[The records]
▼▼▼
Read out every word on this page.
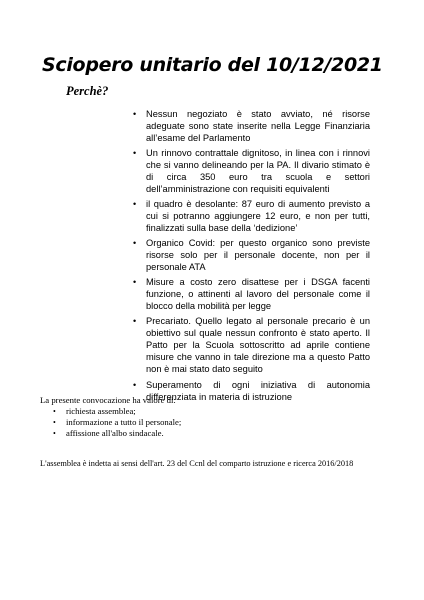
Sciopero unitario del 10/12/2021
Perchè?
• Nessun negoziato è stato avviato, né risorse adeguate sono state inserite nella Legge Finanziaria all’esame del Parlamento
• Un rinnovo contrattale dignitoso, in linea con i rinnovi che si vanno delineando per la PA. Il divario stimato è di circa 350 euro tra scuola e settori dell’amministrazione con requisiti equivalenti
• il quadro è desolante: 87 euro di aumento previsto a cui si potranno aggiungere 12 euro, e non per tutti, finalizzati sulla base della ‘dedizione’
• Organico Covid: per questo organico sono previste risorse solo per il personale docente, non per il personale ATA
• Misure a costo zero disattese per i DSGA facenti funzione, o attinenti al lavoro del personale come il blocco della mobilità per legge
• Precariato. Quello legato al personale precario è un obiettivo sul quale nessun confronto è stato aperto. Il Patto per la Scuola sottoscritto ad aprile contiene misure che vanno in tale direzione ma a questo Patto non è mai stato dato seguito
• Superamento di ogni iniziativa di autonomia differenziata in materia di istruzione
La presente convocazione ha valore di:
• richiesta assemblea;
• informazione a tutto il personale;
• affissione all'albo sindacale.
L'assemblea è indetta ai sensi dell'art. 23 del Ccnl del comparto istruzione e ricerca 2016/2018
▲▲▲
Filter the data for the string "vanno" and copy every line that has it.

• Un rinnovo contrattale dignitoso, in linea con i rinnovi che si vanno delineando per la PA. Il divario stimato è di circa 350 euro tra scuola e settori dell’amministrazione con requisiti equivalenti
• Precariato. Quello legato al personale precario è un obiettivo sul quale nessun confronto è stato aperto. Il Patto per la Scuola sottoscritto ad aprile contiene misure che vanno in tale direzione ma a questo Patto non è mai stato dato seguito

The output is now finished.